Make an exact copy of all the entries, but do not reproduce the pictures.

# [RECORDS FOR PROCESSING]
----
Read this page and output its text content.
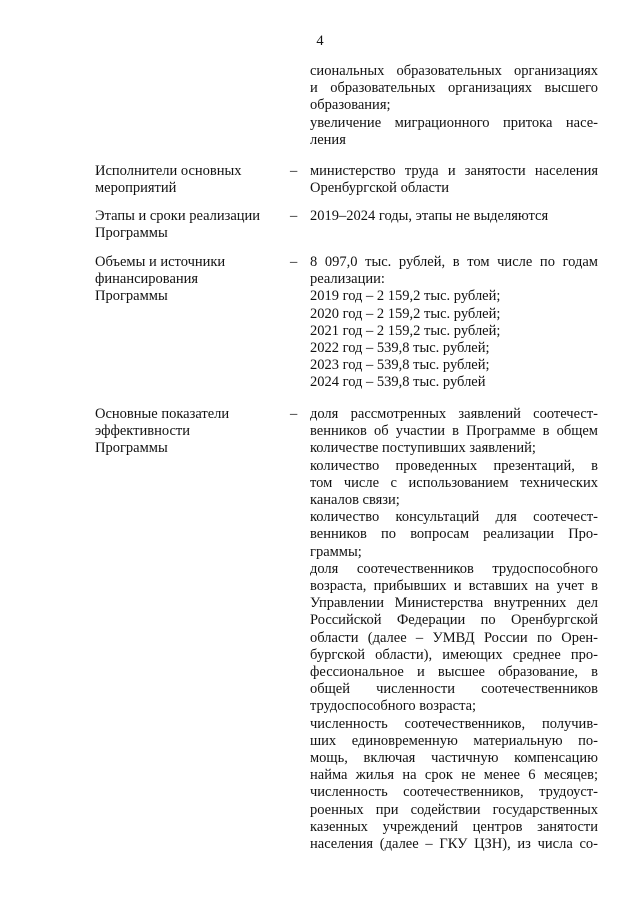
4
сиональных образовательных организациях
и образовательных организациях высшего
образования;
увеличение миграционного притока насе-
ления
Исполнители основных
мероприятий
– министерство труда и занятости населения
Оренбургской области
Этапы и сроки реализации
Программы
– 2019–2024 годы, этапы не выделяются
Объемы и источники
финансирования
Программы
– 8 097,0 тыс. рублей, в том числе по годам
реализации:
2019 год – 2 159,2 тыс. рублей;
2020 год – 2 159,2 тыс. рублей;
2021 год – 2 159,2 тыс. рублей;
2022 год – 539,8 тыс. рублей;
2023 год – 539,8 тыс. рублей;
2024 год – 539,8 тыс. рублей
Основные показатели
эффективности
Программы
– доля рассмотренных заявлений соотечест-
венников об участии в Программе в общем
количестве поступивших заявлений;
количество проведенных презентаций, в
том числе с использованием технических
каналов связи;
количество консультаций для соотечест-
венников по вопросам реализации Про-
граммы;
доля соотечественников трудоспособного
возраста, прибывших и вставших на учет в
Управлении Министерства внутренних дел
Российской Федерации по Оренбургской
области (далее – УМВД России по Орен-
бургской области), имеющих среднее про-
фессиональное и высшее образование, в
общей численности соотечественников
трудоспособного возраста;
численность соотечественников, получив-
ших единовременную материальную по-
мощь, включая частичную компенсацию
найма жилья на срок не менее 6 месяцев;
численность соотечественников, трудоуст-
роенных при содействии государственных
казенных учреждений центров занятости
населения (далее – ГКУ ЦЗН), из числа со-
----
# [RESPONSE TO THE TASK]
Read this page and output its text content.
4
сиональных образовательных организациях
и образовательных организациях высшего
образования;
увеличение миграционного притока насе-
ления
Исполнители основных
мероприятий
– министерство труда и занятости населения
Оренбургской области
Этапы и сроки реализации
Программы
– 2019–2024 годы, этапы не выделяются
Объемы и источники
финансирования
Программы
– 8 097,0 тыс. рублей, в том числе по годам
реализации:
2019 год – 2 159,2 тыс. рублей;
2020 год – 2 159,2 тыс. рублей;
2021 год – 2 159,2 тыс. рублей;
2022 год – 539,8 тыс. рублей;
2023 год – 539,8 тыс. рублей;
2024 год – 539,8 тыс. рублей
Основные показатели
эффективности
Программы
– доля рассмотренных заявлений соотечест-
венников об участии в Программе в общем
количестве поступивших заявлений;
количество проведенных презентаций, в
том числе с использованием технических
каналов связи;
количество консультаций для соотечест-
венников по вопросам реализации Про-
граммы;
доля соотечественников трудоспособного
возраста, прибывших и вставших на учет в
Управлении Министерства внутренних дел
Российской Федерации по Оренбургской
области (далее – УМВД России по Орен-
бургской области), имеющих среднее про-
фессиональное и высшее образование, в
общей численности соотечественников
трудоспособного возраста;
численность соотечественников, получив-
ших единовременную материальную по-
мощь, включая частичную компенсацию
найма жилья на срок не менее 6 месяцев;
численность соотечественников, трудоуст-
роенных при содействии государственных
казенных учреждений центров занятости
населения (далее – ГКУ ЦЗН), из числа со-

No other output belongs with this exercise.